§ Task requirements
Across the data below, how many lines hold "page"? Answer with that number and nothing else.

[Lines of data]
+---+

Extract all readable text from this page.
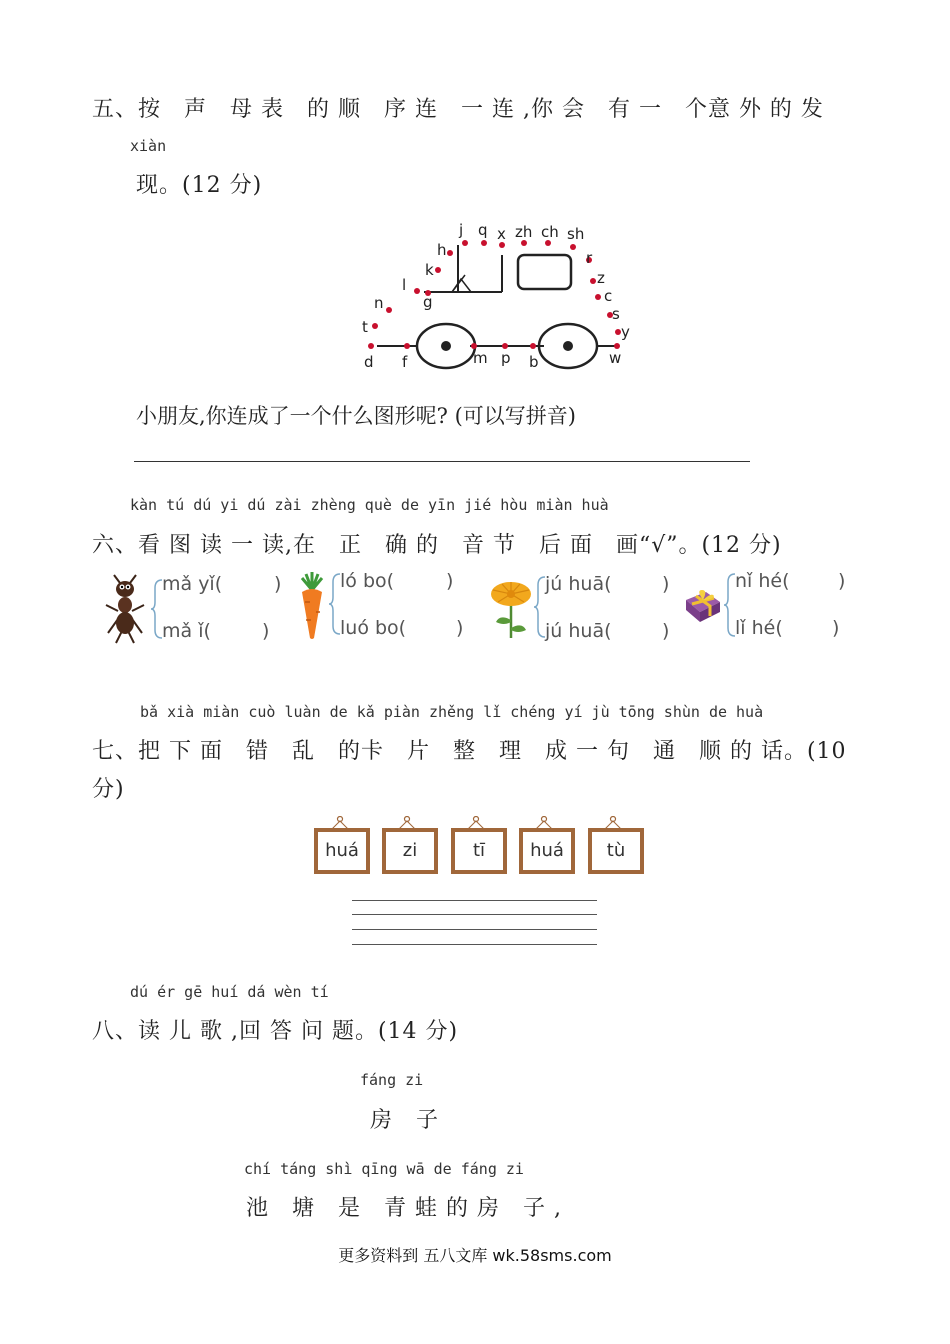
五、按　声　母 表　的 顺　序 连　一 连 ,你 会　有 一　个意 外 的 发
xiàn
现。(12 分)
j q x zh ch sh
h
k
l
g
n
t
d f	m p b
r
z
c
s
y
w
小朋友,你连成了一个什么图形呢? (可以写拼音)
kàn tú dú yi dú zài zhèng què de yīn jié hòu miàn huà
六、看 图 读 一 读,在　正　确 的　音 节　后 面　画“√”。(12 分)
mǎ yǐ(	)
mǎ ǐ(	)
ló bo(	)
luó bo(	)
jú huā(	)
jú huā(	)
nǐ hé(	)
lǐ hé(	)
bǎ xià miàn cuò luàn de kǎ piàn zhěng lǐ chéng yí jù tōng shùn de huà
七、把 下 面　错　乱　的卡　片　整　理　成 一 句　通　顺 的 话。(10
分)
huá	zi	tī	huá	tù
dú ér gē huí dá wèn tí
八、读 儿 歌 ,回 答 问 题。(14 分)
fáng zi
房　子
chí táng shì qīng wā de fáng zi
池　塘　是　青 蛙 的 房　子 ,
更多资料到 五八文库 wk.58sms.com
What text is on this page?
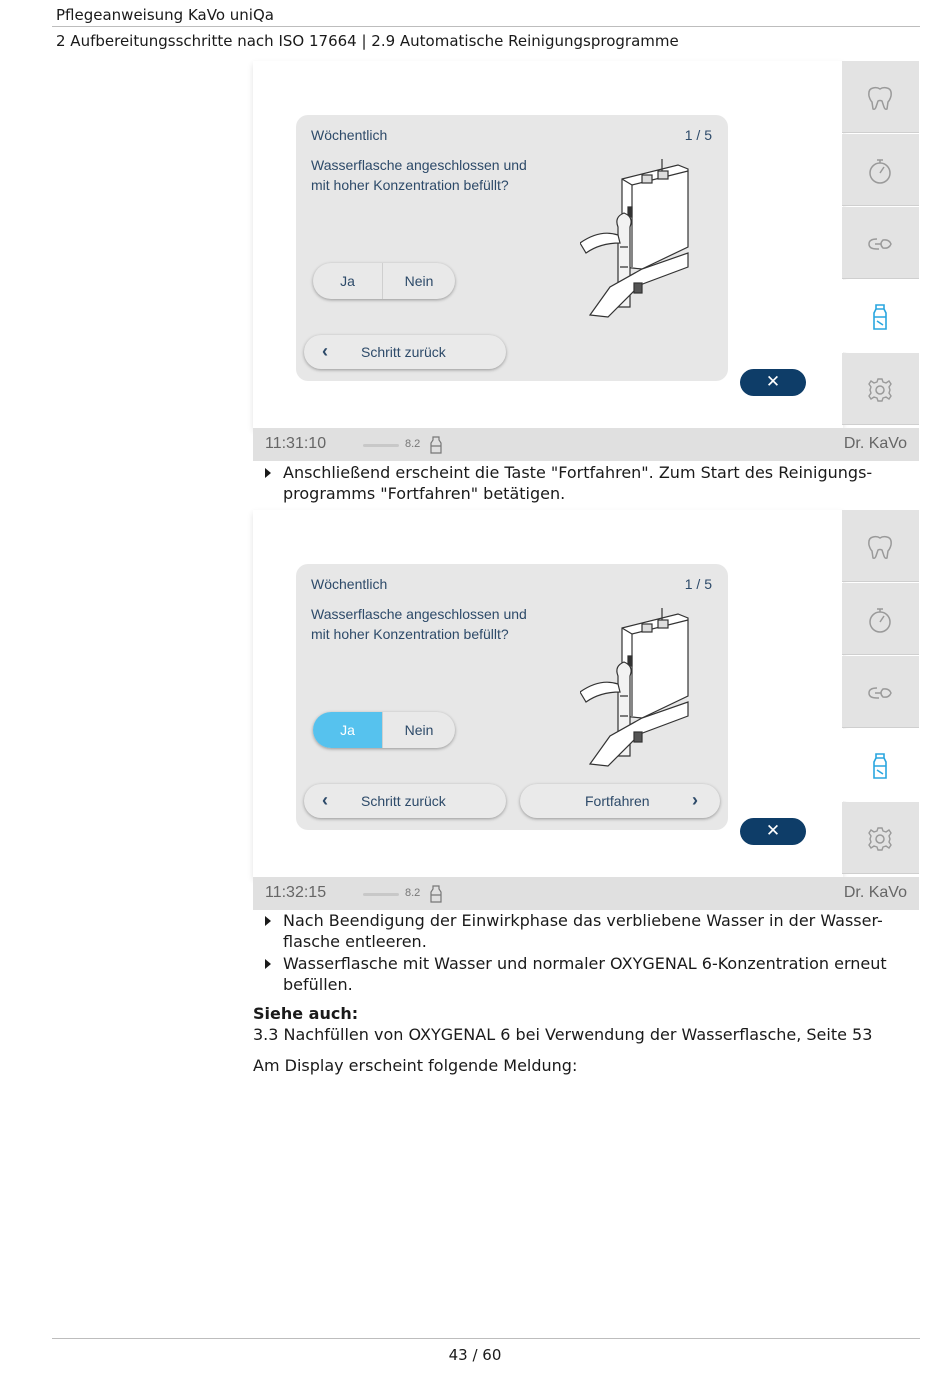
Pflegeanweisung KaVo uniQa
2 Aufbereitungsschritte nach ISO 17664 | 2.9 Automatische Reinigungsprogramme
Wöchentlich	1 / 5
Wasserflasche angeschlossen und mit hoher Konzentration befüllt?
Ja	Nein
‹ Schritt zurück
✕
11:31:10	8.2	Dr. KaVo
Anschließend erscheint die Taste "Fortfahren". Zum Start des Reinigungs-programms "Fortfahren" betätigen.
Wöchentlich	1 / 5
Wasserflasche angeschlossen und mit hoher Konzentration befüllt?
Ja	Nein
‹ Schritt zurück	Fortfahren ›
✕
11:32:15	8.2	Dr. KaVo
Nach Beendigung der Einwirkphase das verbliebene Wasser in der Wasser-flasche entleeren.
Wasserflasche mit Wasser und normaler OXYGENAL 6-Konzentration erneut befüllen.
Siehe auch:
3.3 Nachfüllen von OXYGENAL 6 bei Verwendung der Wasserflasche, Seite 53
Am Display erscheint folgende Meldung:
43 / 60
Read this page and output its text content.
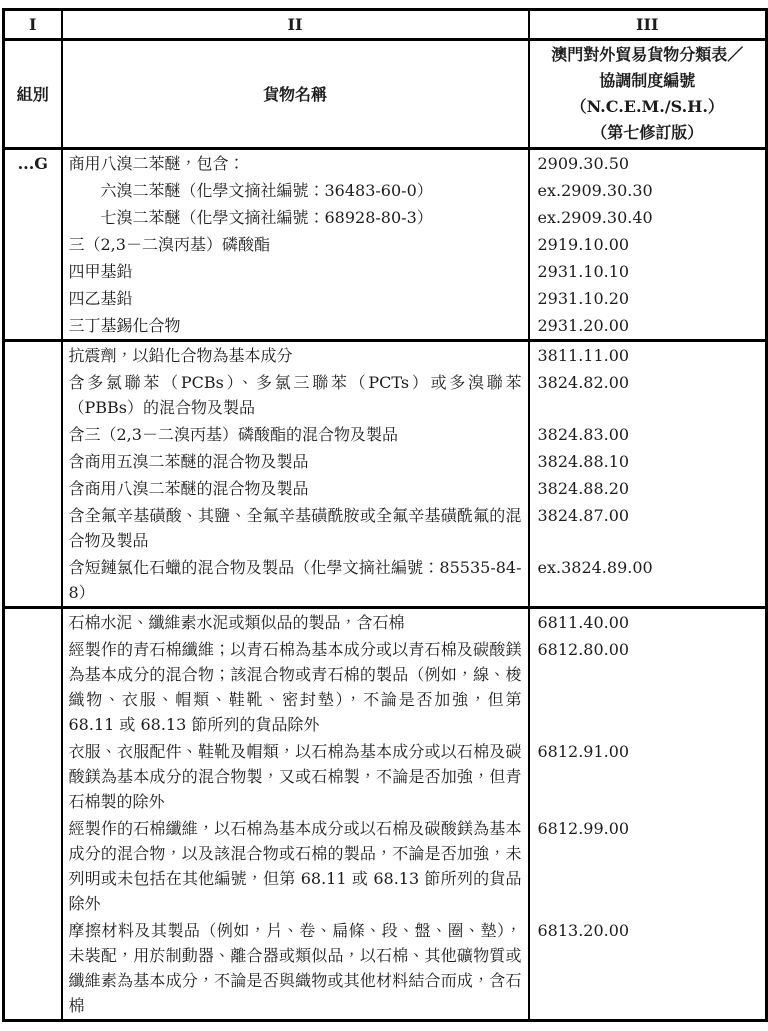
I	II	III
組別	貨物名稱	澳門對外貿易貨物分類表／
協調制度編號
（N.C.E.M./S.H.）
（第七修訂版）

...G	商用八溴二苯醚，包含：	2909.30.50
	六溴二苯醚（化學文摘社編號：36483-60-0）	ex.2909.30.30
	七溴二苯醚（化學文摘社編號：68928-80-3）	ex.2909.30.40
	三（2,3－二溴丙基）磷酸酯	2919.10.00
	四甲基鉛	2931.10.10
	四乙基鉛	2931.10.20
	三丁基錫化合物	2931.20.00
	抗震劑，以鉛化合物為基本成分	3811.11.00
	含多氯聯苯（PCBs）、多氯三聯苯（PCTs）或多溴聯苯（PBBs）的混合物及製品	3824.82.00
	含三（2,3－二溴丙基）磷酸酯的混合物及製品	3824.83.00
	含商用五溴二苯醚的混合物及製品	3824.88.10
	含商用八溴二苯醚的混合物及製品	3824.88.20
	含全氟辛基磺酸、其鹽、全氟辛基磺酰胺或全氟辛基磺酰氟的混合物及製品	3824.87.00
	含短鏈氯化石蠟的混合物及製品（化學文摘社編號：85535-84-8）	ex.3824.89.00
	石棉水泥、纖維素水泥或類似品的製品，含石棉	6811.40.00
	經製作的青石棉纖維；以青石棉為基本成分或以青石棉及碳酸鎂為基本成分的混合物；該混合物或青石棉的製品（例如，線、梭織物、衣服、帽類、鞋靴、密封墊），不論是否加強，但第 68.11 或 68.13 節所列的貨品除外	6812.80.00
	衣服、衣服配件、鞋靴及帽類，以石棉為基本成分或以石棉及碳酸鎂為基本成分的混合物製，又或石棉製，不論是否加強，但青石棉製的除外	6812.91.00
	經製作的石棉纖維，以石棉為基本成分或以石棉及碳酸鎂為基本成分的混合物，以及該混合物或石棉的製品，不論是否加強，未列明或未包括在其他編號，但第 68.11 或 68.13 節所列的貨品除外	6812.99.00
	摩擦材料及其製品（例如，片、卷、扁條、段、盤、圈、墊），未裝配，用於制動器、離合器或類似品，以石棉、其他礦物質或纖維素為基本成分，不論是否與織物或其他材料結合而成，含石棉	6813.20.00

+---+

§ Correct result
3